----- Data records -----
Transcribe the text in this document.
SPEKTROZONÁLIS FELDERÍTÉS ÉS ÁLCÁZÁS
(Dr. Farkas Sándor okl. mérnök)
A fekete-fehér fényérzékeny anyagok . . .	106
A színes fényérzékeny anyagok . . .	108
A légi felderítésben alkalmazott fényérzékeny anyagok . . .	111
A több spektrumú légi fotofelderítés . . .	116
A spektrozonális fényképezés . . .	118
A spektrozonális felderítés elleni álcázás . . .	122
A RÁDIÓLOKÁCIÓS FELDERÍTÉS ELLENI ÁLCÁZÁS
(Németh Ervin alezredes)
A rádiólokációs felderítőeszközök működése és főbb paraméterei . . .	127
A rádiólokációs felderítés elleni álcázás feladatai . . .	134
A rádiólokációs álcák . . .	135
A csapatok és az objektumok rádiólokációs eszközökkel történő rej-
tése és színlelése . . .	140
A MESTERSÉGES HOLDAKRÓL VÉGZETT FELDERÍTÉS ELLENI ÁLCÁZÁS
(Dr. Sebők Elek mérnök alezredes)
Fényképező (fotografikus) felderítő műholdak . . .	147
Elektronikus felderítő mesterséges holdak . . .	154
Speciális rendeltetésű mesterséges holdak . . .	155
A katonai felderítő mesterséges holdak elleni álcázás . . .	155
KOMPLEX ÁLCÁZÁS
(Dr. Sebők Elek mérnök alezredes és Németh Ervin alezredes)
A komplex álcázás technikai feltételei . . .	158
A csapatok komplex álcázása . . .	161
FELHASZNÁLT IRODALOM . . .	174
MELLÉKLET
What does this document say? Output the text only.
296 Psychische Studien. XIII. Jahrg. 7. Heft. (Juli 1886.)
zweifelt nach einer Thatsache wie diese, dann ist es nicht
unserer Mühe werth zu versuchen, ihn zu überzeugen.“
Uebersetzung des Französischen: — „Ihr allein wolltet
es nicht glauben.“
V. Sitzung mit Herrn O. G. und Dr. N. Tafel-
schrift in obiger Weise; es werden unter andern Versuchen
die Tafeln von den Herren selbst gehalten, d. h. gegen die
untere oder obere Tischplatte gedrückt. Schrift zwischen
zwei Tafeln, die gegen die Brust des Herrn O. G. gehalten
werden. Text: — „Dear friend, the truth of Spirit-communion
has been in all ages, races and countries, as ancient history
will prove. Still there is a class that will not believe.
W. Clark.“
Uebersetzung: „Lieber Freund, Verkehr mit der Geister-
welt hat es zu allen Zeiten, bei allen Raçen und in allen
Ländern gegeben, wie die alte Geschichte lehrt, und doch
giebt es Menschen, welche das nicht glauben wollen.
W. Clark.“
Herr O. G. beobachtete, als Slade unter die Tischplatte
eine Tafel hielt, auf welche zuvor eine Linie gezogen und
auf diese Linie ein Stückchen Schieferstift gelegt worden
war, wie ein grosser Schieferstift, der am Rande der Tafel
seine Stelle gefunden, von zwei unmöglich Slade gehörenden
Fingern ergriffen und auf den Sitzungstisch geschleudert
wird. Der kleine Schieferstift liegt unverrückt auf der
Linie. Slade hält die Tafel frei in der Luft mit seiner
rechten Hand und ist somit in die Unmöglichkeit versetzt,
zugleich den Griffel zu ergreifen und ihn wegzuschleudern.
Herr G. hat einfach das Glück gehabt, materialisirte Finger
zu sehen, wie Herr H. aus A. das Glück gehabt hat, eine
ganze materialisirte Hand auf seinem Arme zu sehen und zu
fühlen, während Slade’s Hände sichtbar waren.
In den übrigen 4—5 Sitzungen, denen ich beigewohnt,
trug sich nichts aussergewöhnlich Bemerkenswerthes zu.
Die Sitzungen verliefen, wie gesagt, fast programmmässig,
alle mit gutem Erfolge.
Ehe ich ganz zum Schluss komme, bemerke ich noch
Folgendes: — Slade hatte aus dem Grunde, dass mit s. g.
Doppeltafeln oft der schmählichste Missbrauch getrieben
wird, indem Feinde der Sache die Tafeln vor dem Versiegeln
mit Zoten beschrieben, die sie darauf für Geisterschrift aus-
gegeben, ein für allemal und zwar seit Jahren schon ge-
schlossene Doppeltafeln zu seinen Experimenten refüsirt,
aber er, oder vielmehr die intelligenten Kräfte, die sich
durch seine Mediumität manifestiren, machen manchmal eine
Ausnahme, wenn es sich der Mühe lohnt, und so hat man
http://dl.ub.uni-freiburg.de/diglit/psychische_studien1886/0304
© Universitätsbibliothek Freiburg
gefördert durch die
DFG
-----
▶ Exercise task: Among the lines of the listing, how many hold the string "gegen"? Respond with only the number.

▶ Completed task: 2